What is required:
Which lines hold the word "کشیک"? Copy each of them from the material.

(Data records)
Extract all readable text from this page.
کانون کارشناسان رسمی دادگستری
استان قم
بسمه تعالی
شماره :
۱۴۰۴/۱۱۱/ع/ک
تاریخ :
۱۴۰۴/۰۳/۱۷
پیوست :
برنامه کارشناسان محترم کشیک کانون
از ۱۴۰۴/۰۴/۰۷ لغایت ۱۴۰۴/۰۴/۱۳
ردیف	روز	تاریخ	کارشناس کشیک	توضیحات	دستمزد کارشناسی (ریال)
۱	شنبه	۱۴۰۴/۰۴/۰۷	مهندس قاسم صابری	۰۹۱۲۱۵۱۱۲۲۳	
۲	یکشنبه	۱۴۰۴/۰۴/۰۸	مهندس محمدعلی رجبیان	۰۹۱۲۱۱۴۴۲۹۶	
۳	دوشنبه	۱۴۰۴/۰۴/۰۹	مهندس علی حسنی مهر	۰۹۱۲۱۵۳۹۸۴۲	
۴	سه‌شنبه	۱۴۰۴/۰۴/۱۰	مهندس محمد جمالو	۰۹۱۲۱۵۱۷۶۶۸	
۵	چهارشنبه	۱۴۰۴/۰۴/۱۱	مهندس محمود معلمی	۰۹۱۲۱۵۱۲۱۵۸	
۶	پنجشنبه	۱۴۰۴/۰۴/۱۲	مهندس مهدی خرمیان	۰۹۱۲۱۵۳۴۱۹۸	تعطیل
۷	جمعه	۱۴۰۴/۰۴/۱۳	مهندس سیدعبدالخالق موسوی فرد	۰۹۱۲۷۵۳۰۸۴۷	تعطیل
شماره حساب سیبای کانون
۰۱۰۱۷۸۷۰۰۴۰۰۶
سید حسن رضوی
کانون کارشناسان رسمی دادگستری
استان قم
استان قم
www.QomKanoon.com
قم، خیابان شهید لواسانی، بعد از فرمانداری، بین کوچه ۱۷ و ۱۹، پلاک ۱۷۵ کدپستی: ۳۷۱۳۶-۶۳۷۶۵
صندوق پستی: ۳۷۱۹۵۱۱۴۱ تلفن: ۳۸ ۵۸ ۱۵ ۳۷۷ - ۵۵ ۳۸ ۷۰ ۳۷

Output:
برنامه کارشناسان محترم کشیک کانون
ردیف	روز	تاریخ	کارشناس کشیک	توضیحات	دستمزد کارشناسی (ریال)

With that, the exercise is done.